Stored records
┌──
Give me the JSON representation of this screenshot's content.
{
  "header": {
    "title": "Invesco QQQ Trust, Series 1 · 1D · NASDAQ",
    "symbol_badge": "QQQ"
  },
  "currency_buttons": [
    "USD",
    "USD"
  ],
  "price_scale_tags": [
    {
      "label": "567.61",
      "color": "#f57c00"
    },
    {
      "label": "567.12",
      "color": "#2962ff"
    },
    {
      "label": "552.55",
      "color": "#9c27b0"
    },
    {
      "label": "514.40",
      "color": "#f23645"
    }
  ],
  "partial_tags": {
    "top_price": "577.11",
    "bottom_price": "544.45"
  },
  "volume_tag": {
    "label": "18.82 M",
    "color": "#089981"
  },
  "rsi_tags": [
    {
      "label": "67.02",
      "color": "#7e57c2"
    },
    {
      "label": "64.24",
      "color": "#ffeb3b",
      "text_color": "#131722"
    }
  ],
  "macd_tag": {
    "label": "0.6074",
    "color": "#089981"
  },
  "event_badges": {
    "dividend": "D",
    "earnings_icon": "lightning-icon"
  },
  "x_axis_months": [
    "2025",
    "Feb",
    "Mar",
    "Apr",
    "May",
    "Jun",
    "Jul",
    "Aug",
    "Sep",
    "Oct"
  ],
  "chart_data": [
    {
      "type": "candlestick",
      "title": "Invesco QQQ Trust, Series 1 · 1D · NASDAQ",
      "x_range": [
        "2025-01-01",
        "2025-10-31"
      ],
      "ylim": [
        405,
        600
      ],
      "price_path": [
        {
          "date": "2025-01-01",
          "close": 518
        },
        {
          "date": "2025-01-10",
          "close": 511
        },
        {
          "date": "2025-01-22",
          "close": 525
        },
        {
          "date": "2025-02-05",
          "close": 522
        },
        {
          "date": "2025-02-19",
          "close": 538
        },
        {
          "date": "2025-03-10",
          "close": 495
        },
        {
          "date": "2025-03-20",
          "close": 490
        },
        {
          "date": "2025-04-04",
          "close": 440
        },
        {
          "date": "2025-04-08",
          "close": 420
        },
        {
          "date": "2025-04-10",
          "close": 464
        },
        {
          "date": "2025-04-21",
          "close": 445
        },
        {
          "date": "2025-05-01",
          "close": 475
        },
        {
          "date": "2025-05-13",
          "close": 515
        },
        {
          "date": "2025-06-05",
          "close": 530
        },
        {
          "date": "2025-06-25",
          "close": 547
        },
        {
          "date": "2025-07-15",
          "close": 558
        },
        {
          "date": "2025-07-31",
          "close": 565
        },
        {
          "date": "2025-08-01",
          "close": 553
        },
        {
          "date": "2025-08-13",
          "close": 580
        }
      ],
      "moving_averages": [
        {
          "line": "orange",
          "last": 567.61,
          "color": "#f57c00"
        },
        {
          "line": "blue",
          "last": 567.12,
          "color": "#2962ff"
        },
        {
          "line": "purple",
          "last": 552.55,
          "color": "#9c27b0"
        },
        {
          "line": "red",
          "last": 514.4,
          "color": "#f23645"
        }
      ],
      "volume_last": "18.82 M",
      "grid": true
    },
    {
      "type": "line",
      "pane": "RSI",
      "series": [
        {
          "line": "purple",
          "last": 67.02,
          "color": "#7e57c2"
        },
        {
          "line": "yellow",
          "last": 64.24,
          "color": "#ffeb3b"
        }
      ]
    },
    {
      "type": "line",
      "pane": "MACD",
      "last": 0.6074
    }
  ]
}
└──
Exercise objective — Read through the lines above and collect those that contain the string "NASDAQ".

Answer for this exercise —
    "title": "Invesco QQQ Trust, Series 1 · 1D · NASDAQ",
      "title": "Invesco QQQ Trust, Series 1 · 1D · NASDAQ",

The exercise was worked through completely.